— Start of STORED RECORDS —

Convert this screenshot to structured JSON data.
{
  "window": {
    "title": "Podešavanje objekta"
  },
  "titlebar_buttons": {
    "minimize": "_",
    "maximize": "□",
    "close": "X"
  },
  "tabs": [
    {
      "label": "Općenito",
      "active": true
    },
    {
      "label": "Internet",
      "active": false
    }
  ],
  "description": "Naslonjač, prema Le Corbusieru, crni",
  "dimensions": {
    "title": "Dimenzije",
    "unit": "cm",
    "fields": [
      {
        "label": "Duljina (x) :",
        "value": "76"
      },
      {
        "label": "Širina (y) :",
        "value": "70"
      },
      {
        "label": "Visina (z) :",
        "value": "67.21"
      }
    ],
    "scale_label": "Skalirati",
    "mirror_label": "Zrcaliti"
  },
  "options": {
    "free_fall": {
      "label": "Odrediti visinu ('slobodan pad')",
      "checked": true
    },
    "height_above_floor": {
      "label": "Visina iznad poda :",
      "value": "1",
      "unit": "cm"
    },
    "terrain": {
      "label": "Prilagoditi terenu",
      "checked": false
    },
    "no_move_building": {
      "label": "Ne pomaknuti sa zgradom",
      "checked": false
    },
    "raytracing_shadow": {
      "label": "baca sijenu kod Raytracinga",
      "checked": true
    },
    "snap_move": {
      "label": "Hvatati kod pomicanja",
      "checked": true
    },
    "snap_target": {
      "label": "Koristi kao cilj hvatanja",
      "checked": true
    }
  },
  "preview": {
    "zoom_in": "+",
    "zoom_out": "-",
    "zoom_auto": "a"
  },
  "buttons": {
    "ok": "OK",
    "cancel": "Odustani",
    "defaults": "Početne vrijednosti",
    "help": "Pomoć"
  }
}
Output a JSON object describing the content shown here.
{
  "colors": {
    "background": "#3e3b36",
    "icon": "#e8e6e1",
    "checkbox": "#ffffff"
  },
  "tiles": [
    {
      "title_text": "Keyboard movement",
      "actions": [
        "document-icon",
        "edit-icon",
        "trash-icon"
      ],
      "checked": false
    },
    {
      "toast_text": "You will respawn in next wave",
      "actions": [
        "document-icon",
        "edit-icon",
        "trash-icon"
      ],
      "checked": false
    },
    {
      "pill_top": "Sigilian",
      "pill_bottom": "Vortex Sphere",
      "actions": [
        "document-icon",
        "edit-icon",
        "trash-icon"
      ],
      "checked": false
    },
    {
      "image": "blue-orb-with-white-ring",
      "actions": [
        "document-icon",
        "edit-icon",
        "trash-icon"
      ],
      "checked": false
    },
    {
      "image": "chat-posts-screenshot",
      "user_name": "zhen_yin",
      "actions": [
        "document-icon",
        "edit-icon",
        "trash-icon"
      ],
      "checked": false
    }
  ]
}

— End of STORED RECORDS —

YOUR GOAL | State the count of lines with the word "Visina" in them, and write nothing else.

EXERCISE RESULT | 2